REQUIREMENT: The records below must be output exactly, without pictures.

EXTRACTED MATERIAL:
— Start —

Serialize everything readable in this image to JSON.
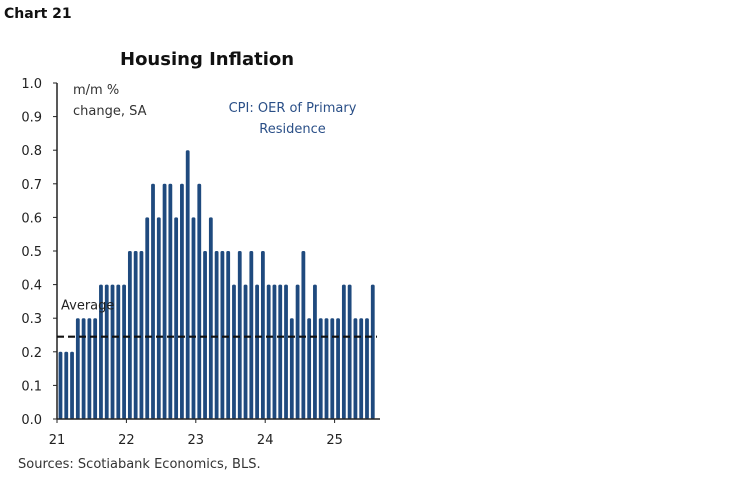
{
  "chart_label": "Chart 21",
  "chart_data": {
    "type": "bar",
    "title": "Housing Inflation",
    "ylabel": "m/m % change, SA",
    "ylabel_lines": [
      "m/m %",
      "change, SA"
    ],
    "series_label_lines": [
      "CPI: OER of Primary",
      "Residence"
    ],
    "ylim": [
      0,
      1.0
    ],
    "yticks": [
      "0.0",
      "0.1",
      "0.2",
      "0.3",
      "0.4",
      "0.5",
      "0.6",
      "0.7",
      "0.8",
      "0.9",
      "1.0"
    ],
    "xticks": [
      "21",
      "22",
      "23",
      "24",
      "25"
    ],
    "start": "2021-01",
    "frequency": "monthly",
    "values": [
      0.2,
      0.2,
      0.2,
      0.3,
      0.3,
      0.3,
      0.3,
      0.4,
      0.4,
      0.4,
      0.4,
      0.4,
      0.5,
      0.5,
      0.5,
      0.6,
      0.7,
      0.6,
      0.7,
      0.7,
      0.6,
      0.7,
      0.8,
      0.6,
      0.7,
      0.5,
      0.6,
      0.5,
      0.5,
      0.5,
      0.4,
      0.5,
      0.4,
      0.5,
      0.4,
      0.5,
      0.4,
      0.4,
      0.4,
      0.4,
      0.3,
      0.4,
      0.5,
      0.3,
      0.4,
      0.3,
      0.3,
      0.3,
      0.3,
      0.4,
      0.4,
      0.3,
      0.3,
      0.3,
      0.4
    ],
    "average": {
      "label": "Average",
      "value": 0.245
    },
    "bar_color": "#1f4a7e",
    "grid": false
  },
  "source": "Sources: Scotiabank Economics, BLS."
}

— End —

RESPONSE TO THIS TASK:
Serialize everything readable in this image to JSON.
{
  "chart_label": "Chart 21",
  "chart_data": {
    "type": "bar",
    "title": "Housing Inflation",
    "ylabel": "m/m % change, SA",
    "ylabel_lines": [
      "m/m %",
      "change, SA"
    ],
    "series_label_lines": [
      "CPI: OER of Primary",
      "Residence"
    ],
    "ylim": [
      0,
      1.0
    ],
    "yticks": [
      "0.0",
      "0.1",
      "0.2",
      "0.3",
      "0.4",
      "0.5",
      "0.6",
      "0.7",
      "0.8",
      "0.9",
      "1.0"
    ],
    "xticks": [
      "21",
      "22",
      "23",
      "24",
      "25"
    ],
    "start": "2021-01",
    "frequency": "monthly",
    "values": [
      0.2,
      0.2,
      0.2,
      0.3,
      0.3,
      0.3,
      0.3,
      0.4,
      0.4,
      0.4,
      0.4,
      0.4,
      0.5,
      0.5,
      0.5,
      0.6,
      0.7,
      0.6,
      0.7,
      0.7,
      0.6,
      0.7,
      0.8,
      0.6,
      0.7,
      0.5,
      0.6,
      0.5,
      0.5,
      0.5,
      0.4,
      0.5,
      0.4,
      0.5,
      0.4,
      0.5,
      0.4,
      0.4,
      0.4,
      0.4,
      0.3,
      0.4,
      0.5,
      0.3,
      0.4,
      0.3,
      0.3,
      0.3,
      0.3,
      0.4,
      0.4,
      0.3,
      0.3,
      0.3,
      0.4
    ],
    "average": {
      "label": "Average",
      "value": 0.245
    },
    "bar_color": "#1f4a7e",
    "grid": false
  },
  "source": "Sources: Scotiabank Economics, BLS."
}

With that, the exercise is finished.